EXERCISE DETAILS:
Repeat the material below line for line, leaving out the pictures.

::::::

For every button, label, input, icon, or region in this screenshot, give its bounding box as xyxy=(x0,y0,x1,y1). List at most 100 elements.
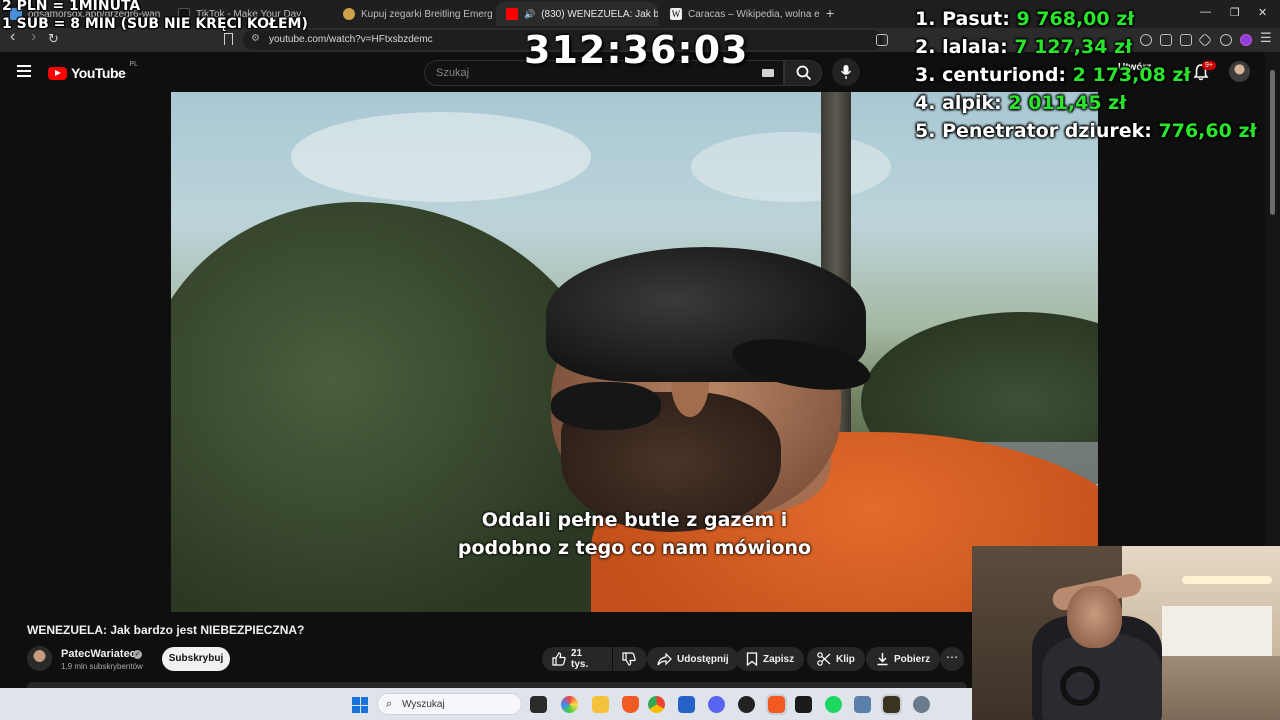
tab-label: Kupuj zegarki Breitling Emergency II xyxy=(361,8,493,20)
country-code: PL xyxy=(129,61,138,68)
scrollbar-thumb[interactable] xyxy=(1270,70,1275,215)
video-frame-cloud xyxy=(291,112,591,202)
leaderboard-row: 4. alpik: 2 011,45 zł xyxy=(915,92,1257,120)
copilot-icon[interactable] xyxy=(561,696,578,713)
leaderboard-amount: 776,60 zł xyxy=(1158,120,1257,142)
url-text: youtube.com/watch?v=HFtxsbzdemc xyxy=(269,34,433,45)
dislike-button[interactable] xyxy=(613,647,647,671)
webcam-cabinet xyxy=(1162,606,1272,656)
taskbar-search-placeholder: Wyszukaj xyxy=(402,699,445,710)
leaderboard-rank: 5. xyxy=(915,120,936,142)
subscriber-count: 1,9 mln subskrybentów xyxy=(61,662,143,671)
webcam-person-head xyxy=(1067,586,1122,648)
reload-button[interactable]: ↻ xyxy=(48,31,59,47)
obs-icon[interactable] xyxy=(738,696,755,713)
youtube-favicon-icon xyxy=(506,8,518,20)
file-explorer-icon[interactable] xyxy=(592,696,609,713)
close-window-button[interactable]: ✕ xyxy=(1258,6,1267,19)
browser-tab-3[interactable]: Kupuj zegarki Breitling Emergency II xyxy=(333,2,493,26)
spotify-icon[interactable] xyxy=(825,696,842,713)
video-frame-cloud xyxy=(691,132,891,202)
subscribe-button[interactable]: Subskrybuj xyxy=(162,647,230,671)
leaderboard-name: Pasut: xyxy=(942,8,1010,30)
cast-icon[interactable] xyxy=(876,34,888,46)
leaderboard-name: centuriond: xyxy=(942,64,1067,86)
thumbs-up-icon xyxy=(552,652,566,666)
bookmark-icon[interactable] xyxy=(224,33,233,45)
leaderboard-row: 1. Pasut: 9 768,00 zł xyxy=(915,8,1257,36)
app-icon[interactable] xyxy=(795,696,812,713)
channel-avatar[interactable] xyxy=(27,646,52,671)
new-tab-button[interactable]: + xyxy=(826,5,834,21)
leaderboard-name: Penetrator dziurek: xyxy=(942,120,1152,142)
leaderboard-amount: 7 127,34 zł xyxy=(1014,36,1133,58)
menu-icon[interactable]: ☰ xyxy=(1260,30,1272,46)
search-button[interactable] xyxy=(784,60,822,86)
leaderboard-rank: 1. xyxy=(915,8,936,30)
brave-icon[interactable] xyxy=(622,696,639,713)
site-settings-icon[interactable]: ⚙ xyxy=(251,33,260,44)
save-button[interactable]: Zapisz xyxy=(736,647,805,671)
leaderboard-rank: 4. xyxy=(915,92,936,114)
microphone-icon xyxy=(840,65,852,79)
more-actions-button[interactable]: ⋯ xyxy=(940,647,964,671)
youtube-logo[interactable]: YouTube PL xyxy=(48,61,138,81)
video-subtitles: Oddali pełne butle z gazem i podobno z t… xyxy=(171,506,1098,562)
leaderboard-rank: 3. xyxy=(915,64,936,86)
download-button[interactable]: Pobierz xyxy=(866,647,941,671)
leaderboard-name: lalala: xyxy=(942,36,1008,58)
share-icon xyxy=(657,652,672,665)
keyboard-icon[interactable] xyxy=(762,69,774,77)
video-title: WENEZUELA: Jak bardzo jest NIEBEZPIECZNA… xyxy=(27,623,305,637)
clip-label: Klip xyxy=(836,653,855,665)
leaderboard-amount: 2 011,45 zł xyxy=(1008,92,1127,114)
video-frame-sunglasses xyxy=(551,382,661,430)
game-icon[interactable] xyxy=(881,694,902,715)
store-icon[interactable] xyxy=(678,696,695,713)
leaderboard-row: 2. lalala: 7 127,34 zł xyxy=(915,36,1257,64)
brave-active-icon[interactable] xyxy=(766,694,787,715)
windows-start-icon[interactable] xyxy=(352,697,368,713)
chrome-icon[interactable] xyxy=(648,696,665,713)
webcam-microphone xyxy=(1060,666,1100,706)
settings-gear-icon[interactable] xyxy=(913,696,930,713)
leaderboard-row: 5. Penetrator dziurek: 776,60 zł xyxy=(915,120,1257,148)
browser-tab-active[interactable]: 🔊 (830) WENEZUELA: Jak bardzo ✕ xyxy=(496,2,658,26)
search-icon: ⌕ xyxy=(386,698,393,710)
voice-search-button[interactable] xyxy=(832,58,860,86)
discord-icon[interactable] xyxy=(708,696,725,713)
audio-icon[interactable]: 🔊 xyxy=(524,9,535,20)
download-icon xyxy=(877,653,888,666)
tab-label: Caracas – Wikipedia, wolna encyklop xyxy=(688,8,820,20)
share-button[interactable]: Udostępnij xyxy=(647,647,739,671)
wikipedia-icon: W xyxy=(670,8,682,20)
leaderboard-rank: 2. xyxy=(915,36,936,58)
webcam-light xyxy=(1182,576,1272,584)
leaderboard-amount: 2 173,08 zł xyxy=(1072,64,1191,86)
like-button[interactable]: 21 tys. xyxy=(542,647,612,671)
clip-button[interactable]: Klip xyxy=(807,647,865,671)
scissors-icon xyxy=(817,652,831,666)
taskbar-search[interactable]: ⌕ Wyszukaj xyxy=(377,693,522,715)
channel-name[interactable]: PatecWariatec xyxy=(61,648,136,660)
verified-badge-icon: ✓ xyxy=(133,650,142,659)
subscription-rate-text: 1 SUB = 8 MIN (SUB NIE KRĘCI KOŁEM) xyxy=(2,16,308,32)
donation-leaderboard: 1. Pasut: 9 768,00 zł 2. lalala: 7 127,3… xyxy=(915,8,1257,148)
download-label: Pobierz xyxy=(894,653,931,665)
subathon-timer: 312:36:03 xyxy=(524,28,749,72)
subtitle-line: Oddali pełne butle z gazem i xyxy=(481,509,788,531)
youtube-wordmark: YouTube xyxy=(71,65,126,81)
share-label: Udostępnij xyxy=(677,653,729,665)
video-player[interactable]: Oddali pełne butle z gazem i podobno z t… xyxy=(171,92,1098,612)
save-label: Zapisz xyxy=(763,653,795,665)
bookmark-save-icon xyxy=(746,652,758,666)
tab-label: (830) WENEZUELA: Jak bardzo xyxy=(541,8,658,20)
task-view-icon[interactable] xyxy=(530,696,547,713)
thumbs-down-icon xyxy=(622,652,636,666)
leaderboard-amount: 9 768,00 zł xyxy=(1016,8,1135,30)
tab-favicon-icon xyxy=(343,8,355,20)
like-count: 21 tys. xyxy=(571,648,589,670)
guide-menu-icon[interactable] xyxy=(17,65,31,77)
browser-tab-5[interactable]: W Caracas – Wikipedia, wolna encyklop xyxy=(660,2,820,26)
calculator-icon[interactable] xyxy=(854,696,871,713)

::::::

ANSWER IN FULL:
For every button, label, input, icon, or region in this screenshot, give its bounding box as xyxy=(x0,y0,x1,y1). List at most 100 elements.
tab-label: Kupuj zegarki Breitling Emergency II xyxy=(361,8,493,20)
country-code: PL xyxy=(129,61,138,68)
scrollbar-thumb[interactable] xyxy=(1270,70,1275,215)
video-frame-cloud xyxy=(291,112,591,202)
leaderboard-row: 4. alpik: 2 011,45 zł xyxy=(915,92,1257,120)
copilot-icon[interactable] xyxy=(561,696,578,713)
leaderboard-amount: 776,60 zł xyxy=(1158,120,1257,142)
url-text: youtube.com/watch?v=HFtxsbzdemc xyxy=(269,34,433,45)
dislike-button[interactable] xyxy=(613,647,647,671)
webcam-cabinet xyxy=(1162,606,1272,656)
taskbar-search-placeholder: Wyszukaj xyxy=(402,699,445,710)
leaderboard-rank: 5. xyxy=(915,120,936,142)
subscriber-count: 1,9 mln subskrybentów xyxy=(61,662,143,671)
webcam-person-head xyxy=(1067,586,1122,648)
reload-button[interactable]: ↻ xyxy=(48,31,59,47)
obs-icon[interactable] xyxy=(738,696,755,713)
youtube-favicon-icon xyxy=(506,8,518,20)
file-explorer-icon[interactable] xyxy=(592,696,609,713)
close-window-button[interactable]: ✕ xyxy=(1258,6,1267,19)
browser-tab-3[interactable]: Kupuj zegarki Breitling Emergency II xyxy=(333,2,493,26)
spotify-icon[interactable] xyxy=(825,696,842,713)
video-frame-cloud xyxy=(691,132,891,202)
subscribe-button[interactable]: Subskrybuj xyxy=(162,647,230,671)
leaderboard-name: Pasut: xyxy=(942,8,1010,30)
cast-icon[interactable] xyxy=(876,34,888,46)
leaderboard-name: centuriond: xyxy=(942,64,1067,86)
thumbs-up-icon xyxy=(552,652,566,666)
bookmark-icon[interactable] xyxy=(224,33,233,45)
leaderboard-row: 1. Pasut: 9 768,00 zł xyxy=(915,8,1257,36)
app-icon[interactable] xyxy=(795,696,812,713)
channel-avatar[interactable] xyxy=(27,646,52,671)
new-tab-button[interactable]: + xyxy=(826,5,834,21)
leaderboard-name: Penetrator dziurek: xyxy=(942,120,1152,142)
leaderboard-amount: 7 127,34 zł xyxy=(1014,36,1133,58)
menu-icon[interactable]: ☰ xyxy=(1260,30,1272,46)
search-button[interactable] xyxy=(784,60,822,86)
leaderboard-rank: 1. xyxy=(915,8,936,30)
brave-icon[interactable] xyxy=(622,696,639,713)
site-settings-icon[interactable]: ⚙ xyxy=(251,33,260,44)
save-button[interactable]: Zapisz xyxy=(736,647,805,671)
leaderboard-rank: 4. xyxy=(915,92,936,114)
microphone-icon xyxy=(840,65,852,79)
more-actions-button[interactable]: ⋯ xyxy=(940,647,964,671)
youtube-logo[interactable]: YouTube PL xyxy=(48,61,138,81)
video-subtitles: Oddali pełne butle z gazem i podobno z t… xyxy=(171,506,1098,562)
leaderboard-rank: 3. xyxy=(915,64,936,86)
download-button[interactable]: Pobierz xyxy=(866,647,941,671)
leaderboard-name: lalala: xyxy=(942,36,1008,58)
share-icon xyxy=(657,652,672,665)
keyboard-icon[interactable] xyxy=(762,69,774,77)
video-title: WENEZUELA: Jak bardzo jest NIEBEZPIECZNA… xyxy=(27,623,305,637)
clip-label: Klip xyxy=(836,653,855,665)
leaderboard-amount: 2 011,45 zł xyxy=(1008,92,1127,114)
video-frame-sunglasses xyxy=(551,382,661,430)
game-icon[interactable] xyxy=(881,694,902,715)
store-icon[interactable] xyxy=(678,696,695,713)
leaderboard-row: 2. lalala: 7 127,34 zł xyxy=(915,36,1257,64)
brave-active-icon[interactable] xyxy=(766,694,787,715)
windows-start-icon[interactable] xyxy=(352,697,368,713)
chrome-icon[interactable] xyxy=(648,696,665,713)
webcam-microphone xyxy=(1060,666,1100,706)
settings-gear-icon[interactable] xyxy=(913,696,930,713)
leaderboard-row: 5. Penetrator dziurek: 776,60 zł xyxy=(915,120,1257,148)
browser-tab-active[interactable]: 🔊 (830) WENEZUELA: Jak bardzo ✕ xyxy=(496,2,658,26)
search-icon: ⌕ xyxy=(386,698,393,710)
voice-search-button[interactable] xyxy=(832,58,860,86)
discord-icon[interactable] xyxy=(708,696,725,713)
audio-icon[interactable]: 🔊 xyxy=(524,9,535,20)
download-icon xyxy=(877,653,888,666)
tab-label: Caracas – Wikipedia, wolna encyklop xyxy=(688,8,820,20)
share-button[interactable]: Udostępnij xyxy=(647,647,739,671)
wikipedia-icon: W xyxy=(670,8,682,20)
leaderboard-rank: 2. xyxy=(915,36,936,58)
webcam-light xyxy=(1182,576,1272,584)
leaderboard-amount: 2 173,08 zł xyxy=(1072,64,1191,86)
like-button[interactable]: 21 tys. xyxy=(542,647,612,671)
clip-button[interactable]: Klip xyxy=(807,647,865,671)
scissors-icon xyxy=(817,652,831,666)
taskbar-search[interactable]: ⌕ Wyszukaj xyxy=(377,693,522,715)
channel-name[interactable]: PatecWariatec xyxy=(61,648,136,660)
verified-badge-icon: ✓ xyxy=(133,650,142,659)
subscription-rate-text: 1 SUB = 8 MIN (SUB NIE KRĘCI KOŁEM) xyxy=(2,16,308,32)
donation-leaderboard: 1. Pasut: 9 768,00 zł 2. lalala: 7 127,3… xyxy=(915,8,1257,148)
download-label: Pobierz xyxy=(894,653,931,665)
subathon-timer: 312:36:03 xyxy=(524,28,749,72)
subtitle-line: Oddali pełne butle z gazem i xyxy=(481,509,788,531)
youtube-wordmark: YouTube xyxy=(71,65,126,81)
share-label: Udostępnij xyxy=(677,653,729,665)
video-player[interactable]: Oddali pełne butle z gazem i podobno z t… xyxy=(171,92,1098,612)
save-label: Zapisz xyxy=(763,653,795,665)
bookmark-save-icon xyxy=(746,652,758,666)
tab-label: (830) WENEZUELA: Jak bardzo xyxy=(541,8,658,20)
task-view-icon[interactable] xyxy=(530,696,547,713)
thumbs-down-icon xyxy=(622,652,636,666)
leaderboard-amount: 9 768,00 zł xyxy=(1016,8,1135,30)
tab-favicon-icon xyxy=(343,8,355,20)
like-count: 21 tys. xyxy=(571,648,589,670)
guide-menu-icon[interactable] xyxy=(17,65,31,77)
browser-tab-5[interactable]: W Caracas – Wikipedia, wolna encyklop xyxy=(660,2,820,26)
calculator-icon[interactable] xyxy=(854,696,871,713)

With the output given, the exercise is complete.